GIVEN EXERCISE ▸
Keep only those lines of the records that include the string "screenshot".

Stored data entries
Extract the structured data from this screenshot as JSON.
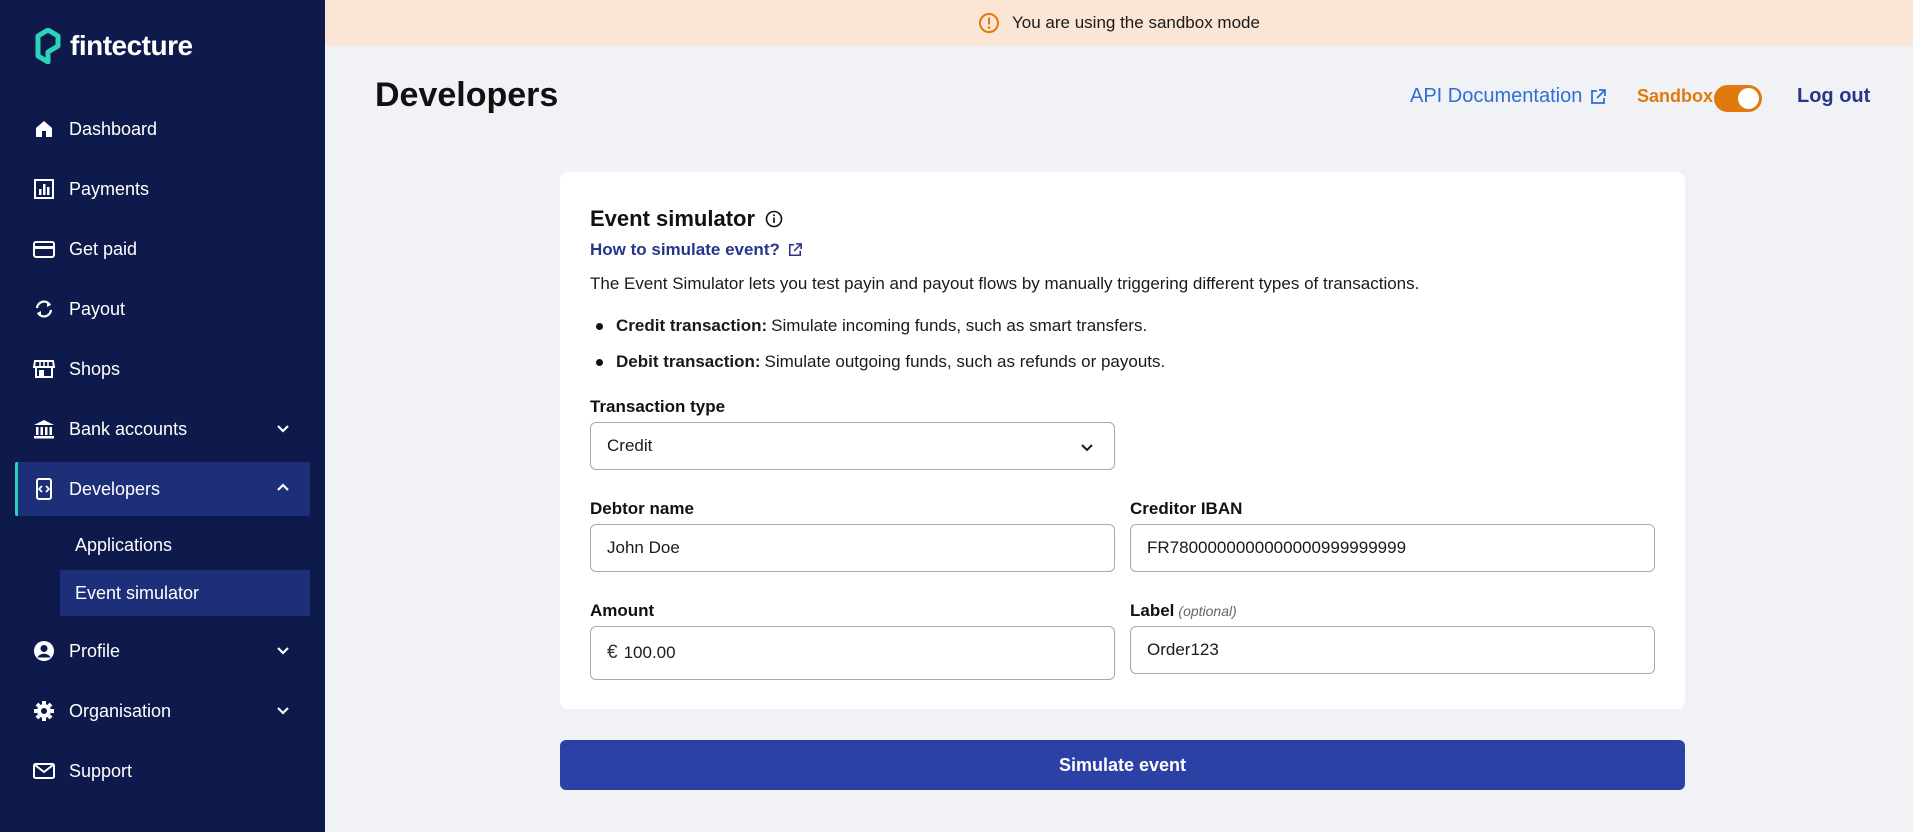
{
  "app": {
    "brand": "fintecture",
    "accent_color": "#2ed3b7",
    "sidebar_color": "#0d1a4b"
  },
  "banner": {
    "icon": "warning-circle-icon",
    "text": "You are using the sandbox mode"
  },
  "sidebar": {
    "items": [
      {
        "label": "Dashboard",
        "icon": "home-icon"
      },
      {
        "label": "Payments",
        "icon": "chart-icon"
      },
      {
        "label": "Get paid",
        "icon": "card-icon"
      },
      {
        "label": "Payout",
        "icon": "refresh-icon"
      },
      {
        "label": "Shops",
        "icon": "store-icon"
      },
      {
        "label": "Bank accounts",
        "icon": "bank-icon",
        "expanded": false
      },
      {
        "label": "Developers",
        "icon": "code-icon",
        "expanded": true,
        "active": true
      },
      {
        "label": "Profile",
        "icon": "user-icon",
        "expanded": false
      },
      {
        "label": "Organisation",
        "icon": "gear-icon",
        "expanded": false
      },
      {
        "label": "Support",
        "icon": "mail-icon"
      }
    ],
    "developers_sub": [
      {
        "label": "Applications"
      },
      {
        "label": "Event simulator",
        "selected": true
      }
    ]
  },
  "header": {
    "title": "Developers",
    "api_doc": "API Documentation",
    "sandbox_label": "Sandbox",
    "sandbox_on": true,
    "logout": "Log out"
  },
  "card": {
    "title": "Event simulator",
    "help_link": "How to simulate event?",
    "description": "The Event Simulator lets you test payin and payout flows by manually triggering different types of transactions.",
    "bullets": [
      {
        "term": "Credit transaction:",
        "text": "Simulate incoming funds, such as smart transfers."
      },
      {
        "term": "Debit transaction:",
        "text": "Simulate outgoing funds, such as refunds or payouts."
      }
    ]
  },
  "form": {
    "transaction_type": {
      "label": "Transaction type",
      "value": "Credit"
    },
    "debtor_name": {
      "label": "Debtor name",
      "value": "John Doe"
    },
    "creditor_iban": {
      "label": "Creditor IBAN",
      "value": "FR7800000000000000999999999"
    },
    "amount": {
      "label": "Amount",
      "currency": "€",
      "value": "100.00"
    },
    "label": {
      "label": "Label",
      "optional": "(optional)",
      "value": "Order123"
    }
  },
  "actions": {
    "simulate": "Simulate event"
  }
}
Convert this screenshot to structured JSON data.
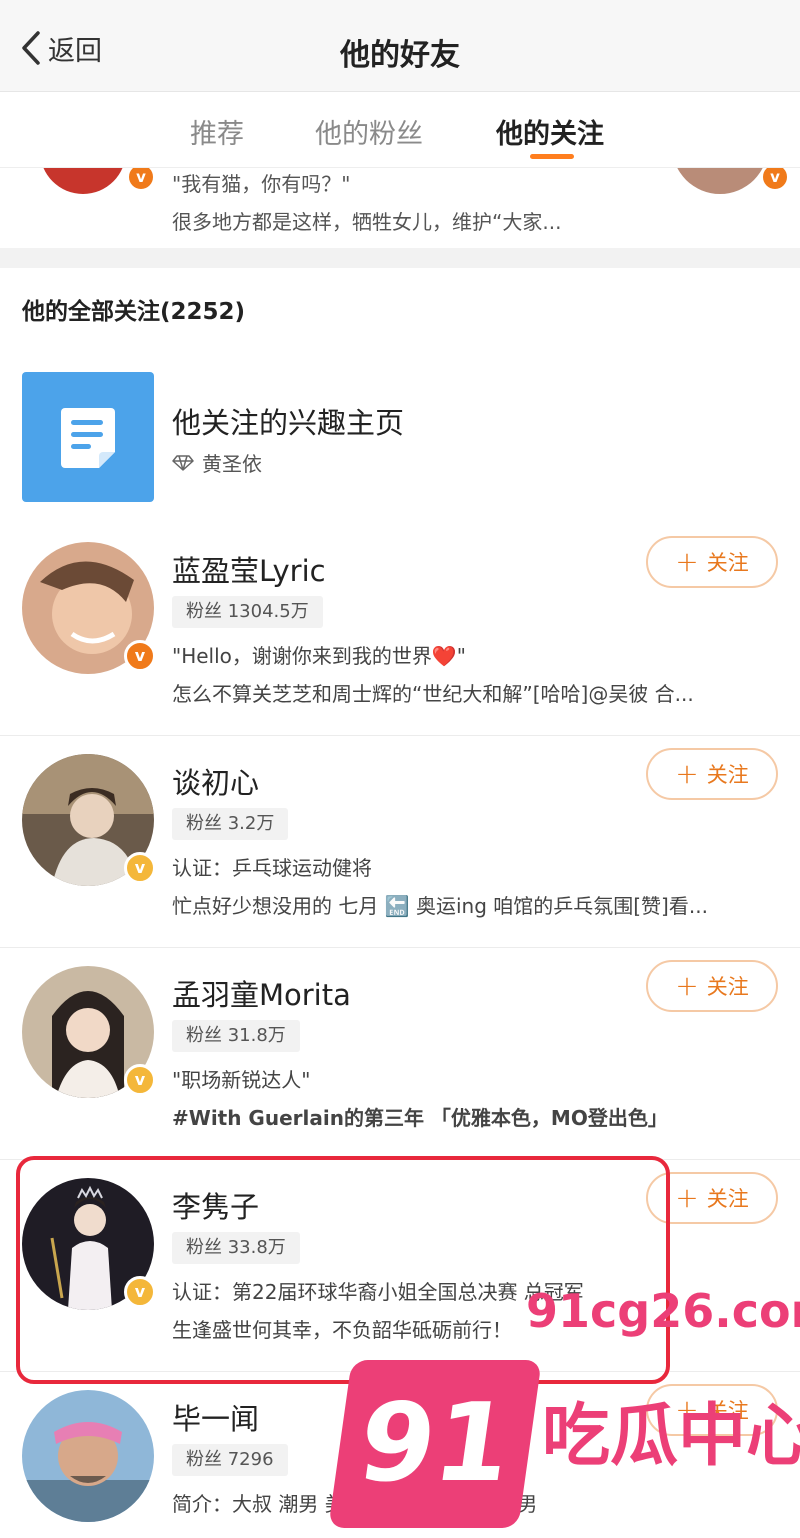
{
  "nav": {
    "back_label": "返回",
    "title": "他的好友"
  },
  "tabs": [
    {
      "label": "推荐",
      "active": false
    },
    {
      "label": "他的粉丝",
      "active": false
    },
    {
      "label": "他的关注",
      "active": true
    }
  ],
  "snippet": {
    "line1": "\"我有猫，你有吗？\"",
    "line2": "很多地方都是这样，牺牲女儿，维护“大家..."
  },
  "section_title": "他的全部关注(2252)",
  "interest": {
    "name": "他关注的兴趣主页",
    "sub": "黄圣依"
  },
  "follow_label": "关注",
  "users": [
    {
      "name": "蓝盈莹Lyric",
      "fans": "粉丝 1304.5万",
      "desc1": "\"Hello，谢谢你来到我的世界❤️\"",
      "desc2": "怎么不算关芝芝和周士辉的“世纪大和解”[哈哈]@吴彼 合...",
      "badge": "orange"
    },
    {
      "name": "谈初心",
      "fans": "粉丝 3.2万",
      "desc1": "认证：乒乓球运动健将",
      "desc2": "忙点好少想没用的 七月 🔚 奥运ing 咱馆的乒乓氛围[赞]看...",
      "badge": "gold"
    },
    {
      "name": "孟羽童Morita",
      "fans": "粉丝 31.8万",
      "desc1": "\"职场新锐达人\"",
      "desc2": "#With Guerlain的第三年 「优雅本色，MO登出色」",
      "badge": "gold"
    },
    {
      "name": "李隽子",
      "fans": "粉丝 33.8万",
      "desc1": "认证：第22届环球华裔小姐全国总决赛 总冠军",
      "desc2": "生逢盛世何其幸，不负韶华砥砺前行！",
      "badge": "gold"
    },
    {
      "name": "毕一闻",
      "fans": "粉丝 7296",
      "desc1": "简介：大叔 潮男 美食家 时尚厨子 运动男",
      "desc2": "",
      "badge": "none"
    }
  ],
  "watermark": {
    "url": "91cg26.com",
    "number": "91",
    "text": "吃瓜中心"
  },
  "colors": {
    "accent": "#ff7e1e",
    "follow": "#e8781e",
    "highlight": "#e8283c",
    "watermark": "#ec3f77"
  }
}
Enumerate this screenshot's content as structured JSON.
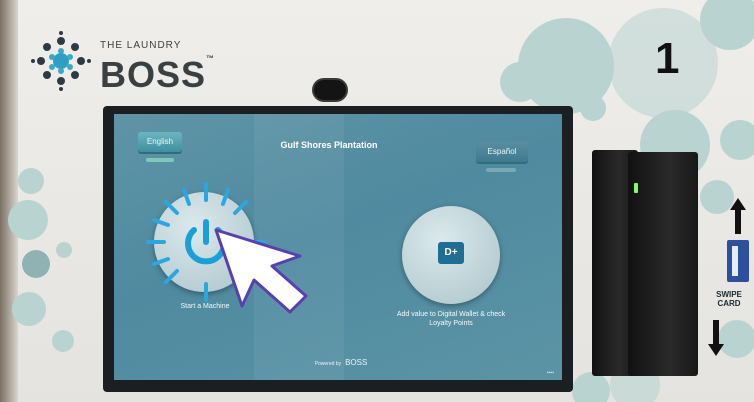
{
  "brand": {
    "small_text": "THE LAUNDRY",
    "big_text": "BOSS",
    "trademark": "™"
  },
  "step_number": "1",
  "screen": {
    "venue_title": "Gulf Shores Plantation",
    "language_left": "English",
    "language_right": "Español",
    "start_caption": "Start a Machine",
    "wallet_caption_line1": "Add value to Digital Wallet & check",
    "wallet_caption_line2": "Loyalty Points",
    "wallet_icon_text": "D+",
    "footer_powered": "Powered by",
    "footer_brand": "BOSS"
  },
  "card_reader": {
    "swipe_line1": "SWIPE",
    "swipe_line2": "CARD"
  },
  "colors": {
    "accent_teal": "#4f8aa0",
    "dot_teal": "#b9d3d1",
    "highlight_blue": "#2aa7e0"
  }
}
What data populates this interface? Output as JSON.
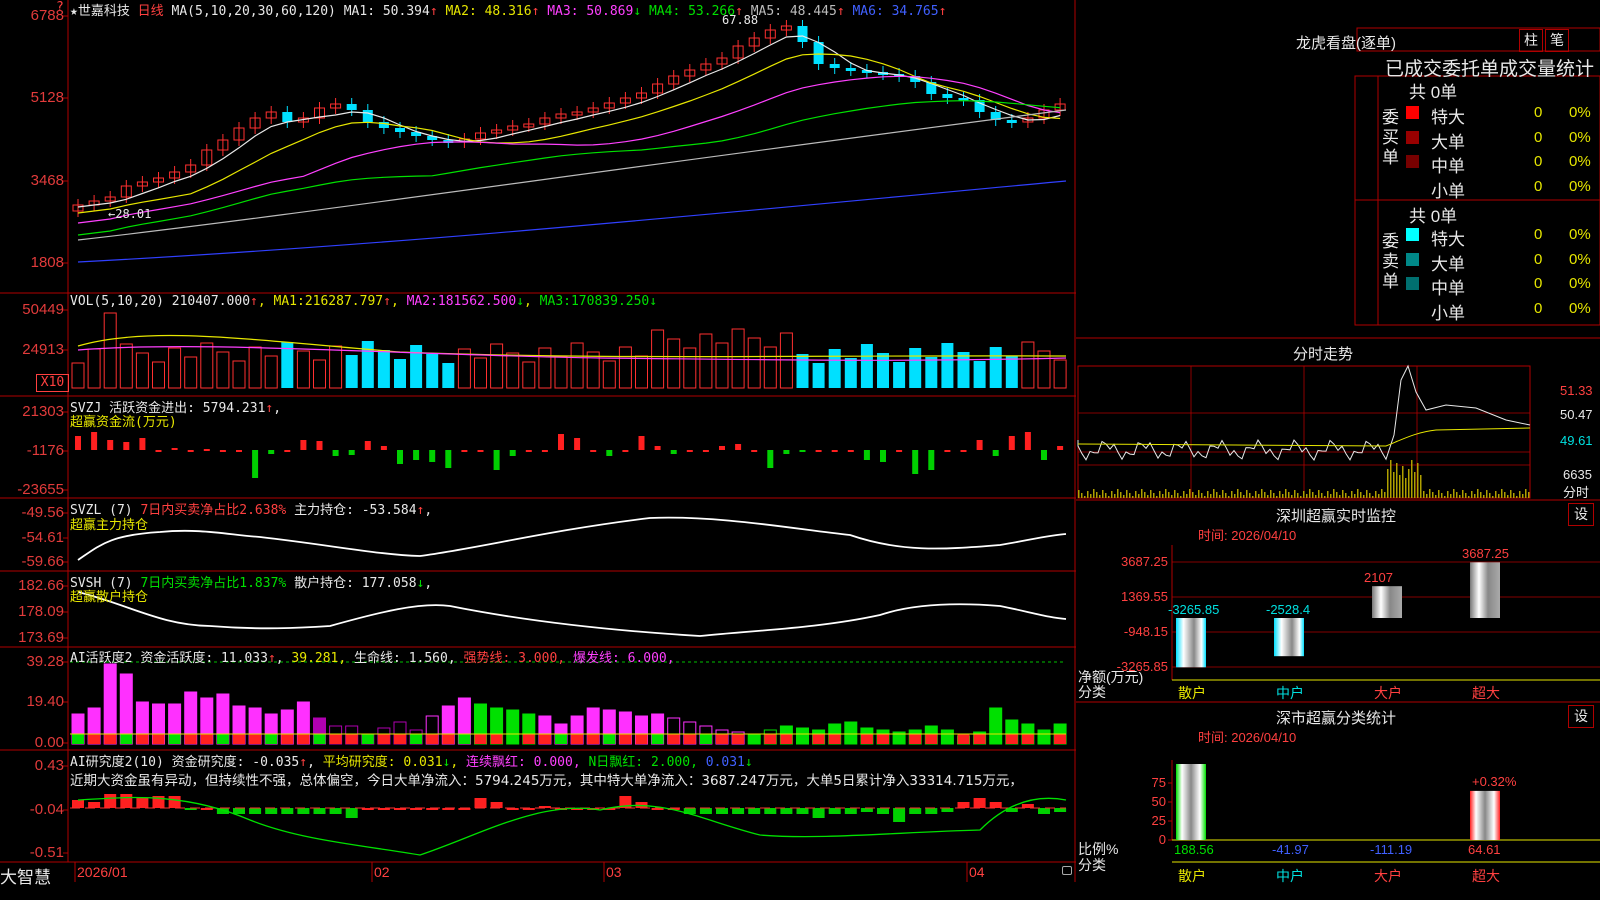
{
  "stock": {
    "star": "★",
    "name": "世嘉科技",
    "period": "日线"
  },
  "kline": {
    "ma_header": "MA(5,10,20,30,60,120)",
    "ma": [
      {
        "label": "MA1:",
        "value": "50.394",
        "arrow": "↑",
        "color": "#e8e8e8"
      },
      {
        "label": "MA2:",
        "value": "48.316",
        "arrow": "↑",
        "color": "#e6e600"
      },
      {
        "label": "MA3:",
        "value": "50.869",
        "arrow": "↓",
        "color": "#ff40ff"
      },
      {
        "label": "MA4:",
        "value": "53.266",
        "arrow": "↑",
        "color": "#00e000"
      },
      {
        "label": "MA5:",
        "value": "48.445",
        "arrow": "↑",
        "color": "#bbbbbb"
      },
      {
        "label": "MA6:",
        "value": "34.765",
        "arrow": "↑",
        "color": "#4060ff"
      }
    ],
    "y_labels": [
      "6788",
      "5128",
      "3468",
      "1808"
    ],
    "corner": "?",
    "high_marker": "67.88",
    "low_marker": "←28.01"
  },
  "vol": {
    "header": "VOL(5,10,20)",
    "value": "210407.000",
    "ma1": {
      "label": "MA1:",
      "value": "216287.797",
      "arrow": "↑"
    },
    "ma2": {
      "label": "MA2:",
      "value": "181562.500",
      "arrow": "↓"
    },
    "ma3": {
      "label": "MA3:",
      "value": "170839.250",
      "arrow": "↓"
    },
    "y_labels": [
      "50449",
      "24913"
    ],
    "unit": "X10"
  },
  "svzj": {
    "name": "SVZJ",
    "label": "活跃资金进出:",
    "value": "5794.231",
    "arrow": "↑",
    "subtitle": "超赢资金流(万元)",
    "y_labels": [
      "21303",
      "-1176",
      "-23655"
    ]
  },
  "svzl": {
    "name": "SVZL (7)",
    "desc": "7日内买卖净占比2.638%",
    "label": "主力持仓:",
    "value": "-53.584",
    "arrow": "↑",
    "subtitle": "超赢主力持仓",
    "y_labels": [
      "-49.56",
      "-54.61",
      "-59.66"
    ]
  },
  "svsh": {
    "name": "SVSH (7)",
    "desc": "7日内买卖净占比1.837%",
    "label": "散户持仓:",
    "value": "177.058",
    "arrow": "↓",
    "subtitle": "超赢散户持仓",
    "y_labels": [
      "182.66",
      "178.09",
      "173.69"
    ]
  },
  "ai_active": {
    "name": "AI活跃度2",
    "label": "资金活跃度:",
    "value": "11.033",
    "arrow": "↑",
    "value2": "39.281",
    "life_label": "生命线:",
    "life_value": "1.560",
    "strong_label": "强势线:",
    "strong_value": "3.000",
    "burst_label": "爆发线:",
    "burst_value": "6.000",
    "y_labels": [
      "39.28",
      "19.40",
      "0.00"
    ]
  },
  "ai_research": {
    "name": "AI研究度2(10)",
    "label": "资金研究度:",
    "value": "-0.035",
    "arrow": "↑",
    "avg_label": "平均研究度:",
    "avg_value": "0.031",
    "avg_arrow": "↓",
    "cont_label": "连续飘红:",
    "cont_value": "0.000",
    "nday_label": "N日飘红:",
    "nday_value": "2.000",
    "nday_extra": "0.031",
    "comment": "近期大资金虽有异动，但持续性不强，总体偏空，今日大单净流入：5794.245万元，其中特大单净流入：3687.247万元，大单5日累计净入33314.715万元，",
    "y_labels": [
      "0.43",
      "-0.04",
      "-0.51"
    ]
  },
  "date_axis": {
    "app": "大智慧",
    "labels": [
      "2026/01",
      "02",
      "03",
      "04"
    ]
  },
  "right": {
    "lhb_title": "龙虎看盘(逐单)",
    "tab_bar": "柱",
    "tab_pen": "笔",
    "order_title": "已成交委托单成交量统计",
    "buy": {
      "side_label": "委买单",
      "total": "共 0单",
      "rows": [
        {
          "label": "特大",
          "count": "0",
          "pct": "0%",
          "color": "#ff0000"
        },
        {
          "label": "大单",
          "count": "0",
          "pct": "0%",
          "color": "#990000"
        },
        {
          "label": "中单",
          "count": "0",
          "pct": "0%",
          "color": "#770000"
        },
        {
          "label": "小单",
          "count": "0",
          "pct": "0%",
          "color": "#000000"
        }
      ]
    },
    "sell": {
      "side_label": "委卖单",
      "total": "共 0单",
      "rows": [
        {
          "label": "特大",
          "count": "0",
          "pct": "0%",
          "color": "#00ffff"
        },
        {
          "label": "大单",
          "count": "0",
          "pct": "0%",
          "color": "#008888"
        },
        {
          "label": "中单",
          "count": "0",
          "pct": "0%",
          "color": "#006f6f"
        },
        {
          "label": "小单",
          "count": "0",
          "pct": "0%",
          "color": "#000000"
        }
      ]
    },
    "intraday": {
      "title": "分时走势",
      "y_labels": [
        "51.33",
        "50.47",
        "49.61"
      ],
      "vol_label": "6635",
      "vol_unit": "分时"
    },
    "monitor": {
      "title": "深圳超赢实时监控",
      "set": "设",
      "time": "时间: 2026/04/10",
      "y_labels": [
        "3687.25",
        "1369.55",
        "-948.15",
        "-3265.85"
      ],
      "y_unit": "净额(万元)",
      "x_unit": "分类",
      "categories": [
        "散户",
        "中户",
        "大户",
        "超大"
      ]
    },
    "classify": {
      "title": "深市超赢分类统计",
      "set": "设",
      "time": "时间: 2026/04/10",
      "y_labels": [
        "75",
        "50",
        "25",
        "0"
      ],
      "y_unit": "比例%",
      "x_unit": "分类",
      "categories": [
        "散户",
        "中户",
        "大户",
        "超大"
      ]
    }
  },
  "chart_data": [
    {
      "type": "bar",
      "title": "深圳超赢实时监控",
      "ylabel": "净额(万元)",
      "xlabel": "分类",
      "categories": [
        "散户",
        "中户",
        "大户",
        "超大"
      ],
      "values": [
        -3265.85,
        -2528.4,
        2107,
        3687.25
      ],
      "ylim": [
        -3265.85,
        3687.25
      ]
    },
    {
      "type": "bar",
      "title": "深市超赢分类统计",
      "ylabel": "比例%",
      "xlabel": "分类",
      "categories": [
        "散户",
        "中户",
        "大户",
        "超大"
      ],
      "values": [
        188.56,
        -41.97,
        -111.19,
        64.61
      ],
      "annotation": "+0.32%",
      "ylim": [
        0,
        75
      ]
    }
  ]
}
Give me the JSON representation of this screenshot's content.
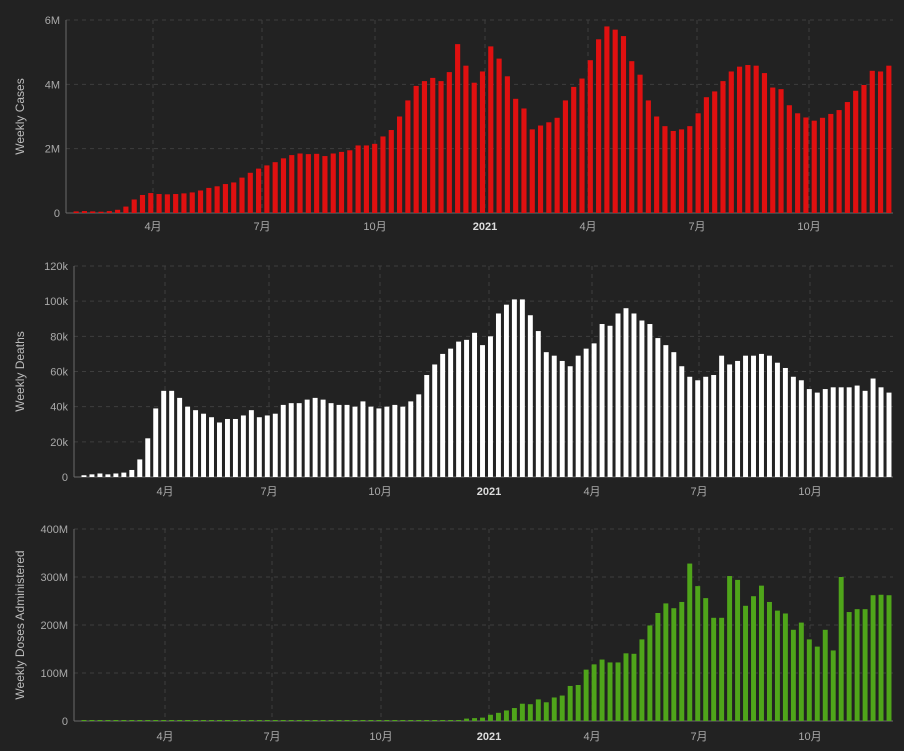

RESPONSE ▸
Extract the structured data from this screenshot as JSON.
Convert this screenshot to structured JSON data.
Enumerate this screenshot's content as structured JSON.
Give me the JSON representation of this screenshot's content.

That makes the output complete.